## [Written task]
Copy out the complete listing, word for word.

## [Raw records]
────────

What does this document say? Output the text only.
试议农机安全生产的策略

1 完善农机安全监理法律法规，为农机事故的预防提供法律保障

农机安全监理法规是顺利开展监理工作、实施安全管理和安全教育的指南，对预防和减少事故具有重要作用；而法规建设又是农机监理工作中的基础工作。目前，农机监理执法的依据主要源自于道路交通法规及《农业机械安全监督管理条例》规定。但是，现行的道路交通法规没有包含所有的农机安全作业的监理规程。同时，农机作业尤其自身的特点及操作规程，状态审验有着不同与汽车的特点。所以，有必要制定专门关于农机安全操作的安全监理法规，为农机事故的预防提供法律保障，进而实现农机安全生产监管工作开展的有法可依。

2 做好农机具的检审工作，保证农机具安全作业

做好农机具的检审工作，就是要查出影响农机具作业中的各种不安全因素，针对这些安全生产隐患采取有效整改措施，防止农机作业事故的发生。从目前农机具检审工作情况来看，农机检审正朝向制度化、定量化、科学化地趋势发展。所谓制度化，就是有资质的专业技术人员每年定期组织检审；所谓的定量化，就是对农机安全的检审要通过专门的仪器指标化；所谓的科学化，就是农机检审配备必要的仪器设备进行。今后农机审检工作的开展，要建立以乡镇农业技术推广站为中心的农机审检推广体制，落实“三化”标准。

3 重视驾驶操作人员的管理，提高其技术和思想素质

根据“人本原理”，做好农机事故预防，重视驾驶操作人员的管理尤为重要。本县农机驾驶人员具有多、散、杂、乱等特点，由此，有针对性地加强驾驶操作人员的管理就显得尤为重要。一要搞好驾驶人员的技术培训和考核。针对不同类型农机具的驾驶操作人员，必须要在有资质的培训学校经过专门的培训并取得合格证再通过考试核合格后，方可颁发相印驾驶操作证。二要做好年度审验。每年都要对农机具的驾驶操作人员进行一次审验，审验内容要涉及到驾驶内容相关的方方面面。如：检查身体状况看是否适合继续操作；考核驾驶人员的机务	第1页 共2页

────────

## [Finished answer]
What does this document say? Output the text only.
试议农机安全生产的策略

1 完善农机安全监理法律法规，为农机事故的预防提供法律保障

农机安全监理法规是顺利开展监理工作、实施安全管理和安全教育的指南，对预防和减少事故具有重要作用；而法规建设又是农机监理工作中的基础工作。目前，农机监理执法的依据主要源自于道路交通法规及《农业机械安全监督管理条例》规定。但是，现行的道路交通法规没有包含所有的农机安全作业的监理规程。同时，农机作业尤其自身的特点及操作规程，状态审验有着不同与汽车的特点。所以，有必要制定专门关于农机安全操作的安全监理法规，为农机事故的预防提供法律保障，进而实现农机安全生产监管工作开展的有法可依。

2 做好农机具的检审工作，保证农机具安全作业

做好农机具的检审工作，就是要查出影响农机具作业中的各种不安全因素，针对这些安全生产隐患采取有效整改措施，防止农机作业事故的发生。从目前农机具检审工作情况来看，农机检审正朝向制度化、定量化、科学化地趋势发展。所谓制度化，就是有资质的专业技术人员每年定期组织检审；所谓的定量化，就是对农机安全的检审要通过专门的仪器指标化；所谓的科学化，就是农机检审配备必要的仪器设备进行。今后农机审检工作的开展，要建立以乡镇农业技术推广站为中心的农机审检推广体制，落实“三化”标准。

3 重视驾驶操作人员的管理，提高其技术和思想素质

根据“人本原理”，做好农机事故预防，重视驾驶操作人员的管理尤为重要。本县农机驾驶人员具有多、散、杂、乱等特点，由此，有针对性地加强驾驶操作人员的管理就显得尤为重要。一要搞好驾驶人员的技术培训和考核。针对不同类型农机具的驾驶操作人员，必须要在有资质的培训学校经过专门的培训并取得合格证再通过考试核合格后，方可颁发相印驾驶操作证。二要做好年度审验。每年都要对农机具的驾驶操作人员进行一次审验，审验内容要涉及到驾驶内容相关的方方面面。如：检查身体状况看是否适合继续操作；考核驾驶人员的机务	第1页 共2页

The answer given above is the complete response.